To do: In the passage on despotism below, how is the temporality of tyranny described?

Governmental process. We have already seen that Montesquieu’s conceptual disarticulation persists with remarkable force, even into a later historical period and a separate language tradition. The English rendering of De L’Esprit des Lois resonates with the efforts of eighteenth-century British political theorists to articulate the exceptionalism of the peculiarly effective reconciliation of competing powers that had emerged since 1688: ‘Democracy therefore has two excesses to avoid, the spirit of inequality which leads to aristocracy or monarchy; and the spirit of extreme equality, which leads to despotic power, as the latter is completed by conquest.’37 The trick they had discovered was to conceptualize despotism as a form of government both in a structural sense, and also as a dynamic process.

On this common view, a natural process emerges whereby, say, despotism inevitably leads to democracy; once again, this distinguishes uses of ‘despotism’ from ‘tyranny’ since the latter was commonly thought of as a state in which one might find oneself with little chance of being extracted from it. Its temporality was effectively steady state. This should not be understood to indicate that the processual aspect of despotism always led in the same direction, in fact the processes set in motion could be mutually exclusive. They could for example, support optimistic or even utopian agendas: ‘liberty has often sprung from despotism’.38 So too they could be mobilized for more conservative projects: ‘England should dread that attachment to liberty which produces such excesses, and consider that if not checked they will soon rise to anarchy and possibly end in despotism’; ‘this very Cromwell originally sowed all the seeds of his future despotism in the fertile but disguised hot-bed of Equality’.39 These and many other examples confirm Richter’s claim that despotism might be used in a ‘bewildering’ variety of often-contradictory contexts, but they also betray a recognizable mode of thinking in which government is conceptualized with respect to its evolution or change over time: a necessarily unfixed or emergent form of social and political organization, a process.

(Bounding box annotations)
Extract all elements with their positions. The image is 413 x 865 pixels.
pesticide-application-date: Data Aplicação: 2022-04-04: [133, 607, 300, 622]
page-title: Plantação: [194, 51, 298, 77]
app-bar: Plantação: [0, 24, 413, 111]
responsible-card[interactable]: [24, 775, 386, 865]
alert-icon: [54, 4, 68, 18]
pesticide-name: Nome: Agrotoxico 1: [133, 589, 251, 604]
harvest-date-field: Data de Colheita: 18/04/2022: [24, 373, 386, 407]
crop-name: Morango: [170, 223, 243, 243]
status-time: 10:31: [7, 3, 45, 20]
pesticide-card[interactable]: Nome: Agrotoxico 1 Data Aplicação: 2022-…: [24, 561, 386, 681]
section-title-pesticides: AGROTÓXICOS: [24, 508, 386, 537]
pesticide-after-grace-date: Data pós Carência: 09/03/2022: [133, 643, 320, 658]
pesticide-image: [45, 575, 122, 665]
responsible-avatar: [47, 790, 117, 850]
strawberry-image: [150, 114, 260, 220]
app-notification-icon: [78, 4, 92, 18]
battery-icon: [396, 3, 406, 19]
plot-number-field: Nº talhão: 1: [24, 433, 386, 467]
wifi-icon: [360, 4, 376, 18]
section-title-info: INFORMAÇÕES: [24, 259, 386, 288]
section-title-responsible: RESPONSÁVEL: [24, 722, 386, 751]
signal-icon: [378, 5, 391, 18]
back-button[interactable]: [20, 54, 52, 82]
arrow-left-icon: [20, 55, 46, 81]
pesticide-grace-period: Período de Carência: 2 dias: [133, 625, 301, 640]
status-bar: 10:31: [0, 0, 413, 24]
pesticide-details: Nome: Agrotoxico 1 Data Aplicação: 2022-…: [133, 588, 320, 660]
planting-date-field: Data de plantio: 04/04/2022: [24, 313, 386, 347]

Solution for this problem: It was effectively steady state.